## Task description
Restate each line word for word. Leave out every picture.
==== Entries ====
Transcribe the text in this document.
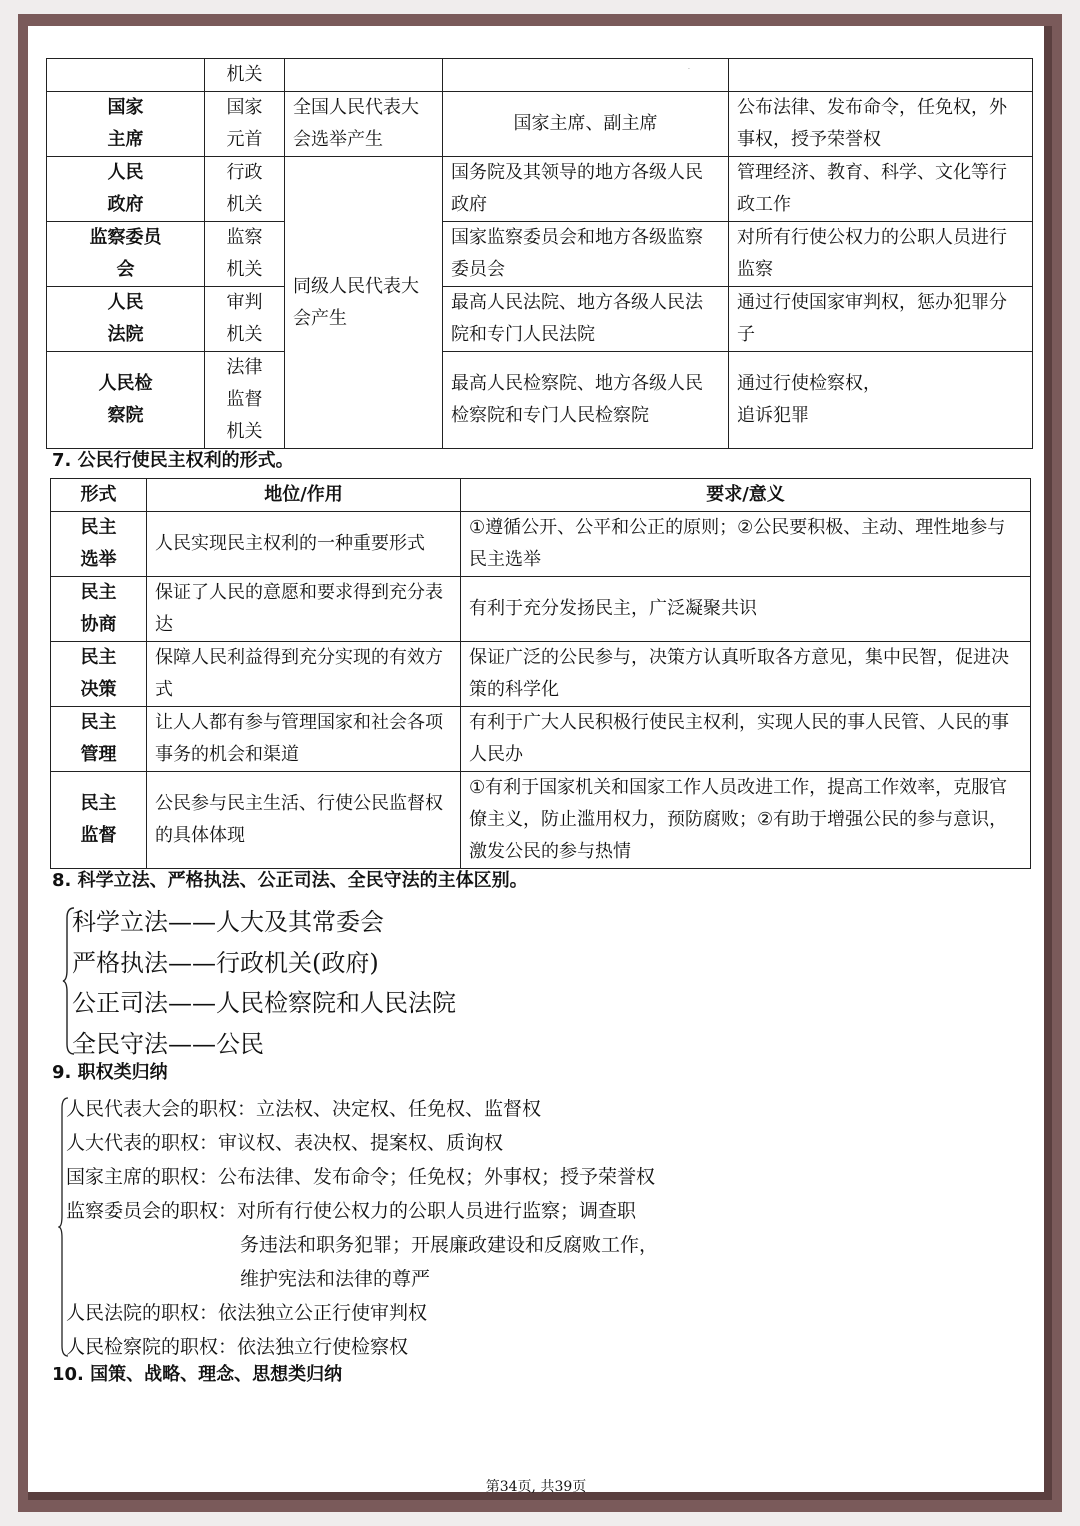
·
	机关			

国家主席	国家元首	全国人民代表大会选举产生	国家主席、副主席	公布法律、发布命令，任免权，外事权，授予荣誉权

人民政府	行政机关	同级人民代表大会产生	国务院及其领导的地方各级人民政府	管理经济、教育、科学、文化等行政工作

监察委员会	监察机关		国家监察委员会和地方各级监察委员会	对所有行使公权力的公职人员进行监察

人民法院	审判机关		最高人民法院、地方各级人民法院和专门人民法院	通过行使国家审判权，惩办犯罪分子

人民检察院	法律监督机关		最高人民检察院、地方各级人民检察院和专门人民检察院	通过行使检察权，追诉犯罪
7. 公民行使民主权利的形式。
形式	地位/作用	要求/意义

民主选举	人民实现民主权利的一种重要形式	①遵循公开、公平和公正的原则；②公民要积极、主动、理性地参与民主选举

民主协商	保证了人民的意愿和要求得到充分表达	有利于充分发扬民主，广泛凝聚共识

民主决策	保障人民利益得到充分实现的有效方式	保证广泛的公民参与，决策方认真听取各方意见，集中民智，促进决策的科学化

民主管理	让人人都有参与管理国家和社会各项事务的机会和渠道	有利于广大人民积极行使民主权利，实现人民的事人民管、人民的事人民办

民主监督	公民参与民主生活、行使公民监督权的具体体现	①有利于国家机关和国家工作人员改进工作，提高工作效率，克服官僚主义，防止滥用权力，预防腐败；②有助于增强公民的参与意识，激发公民的参与热情
8. 科学立法、严格执法、公正司法、全民守法的主体区别。
科学立法——人大及其常委会
严格执法——行政机关(政府)
公正司法——人民检察院和人民法院
全民守法——公民
9. 职权类归纳
人民代表大会的职权：立法权、决定权、任免权、监督权
人大代表的职权：审议权、表决权、提案权、质询权
国家主席的职权：公布法律、发布命令；任免权；外事权；授予荣誉权
监察委员会的职权：对所有行使公权力的公职人员进行监察；调查职
务违法和职务犯罪；开展廉政建设和反腐败工作，
维护宪法和法律的尊严
人民法院的职权：依法独立公正行使审判权
人民检察院的职权：依法独立行使检察权
10. 国策、战略、理念、思想类归纳
第34页, 共39页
====
## Task solution
Transcribe the text in this document.
·
	机关			

国家主席	国家元首	全国人民代表大会选举产生	国家主席、副主席	公布法律、发布命令，任免权，外事权，授予荣誉权

人民政府	行政机关	同级人民代表大会产生	国务院及其领导的地方各级人民政府	管理经济、教育、科学、文化等行政工作

监察委员会	监察机关		国家监察委员会和地方各级监察委员会	对所有行使公权力的公职人员进行监察

人民法院	审判机关		最高人民法院、地方各级人民法院和专门人民法院	通过行使国家审判权，惩办犯罪分子

人民检察院	法律监督机关		最高人民检察院、地方各级人民检察院和专门人民检察院	通过行使检察权，追诉犯罪
7. 公民行使民主权利的形式。
形式	地位/作用	要求/意义

民主选举	人民实现民主权利的一种重要形式	①遵循公开、公平和公正的原则；②公民要积极、主动、理性地参与民主选举

民主协商	保证了人民的意愿和要求得到充分表达	有利于充分发扬民主，广泛凝聚共识

民主决策	保障人民利益得到充分实现的有效方式	保证广泛的公民参与，决策方认真听取各方意见，集中民智，促进决策的科学化

民主管理	让人人都有参与管理国家和社会各项事务的机会和渠道	有利于广大人民积极行使民主权利，实现人民的事人民管、人民的事人民办

民主监督	公民参与民主生活、行使公民监督权的具体体现	①有利于国家机关和国家工作人员改进工作，提高工作效率，克服官僚主义，防止滥用权力，预防腐败；②有助于增强公民的参与意识，激发公民的参与热情
8. 科学立法、严格执法、公正司法、全民守法的主体区别。
科学立法——人大及其常委会
严格执法——行政机关(政府)
公正司法——人民检察院和人民法院
全民守法——公民
9. 职权类归纳
人民代表大会的职权：立法权、决定权、任免权、监督权
人大代表的职权：审议权、表决权、提案权、质询权
国家主席的职权：公布法律、发布命令；任免权；外事权；授予荣誉权
监察委员会的职权：对所有行使公权力的公职人员进行监察；调查职
务违法和职务犯罪；开展廉政建设和反腐败工作，
维护宪法和法律的尊严
人民法院的职权：依法独立公正行使审判权
人民检察院的职权：依法独立行使检察权
10. 国策、战略、理念、思想类归纳
第34页, 共39页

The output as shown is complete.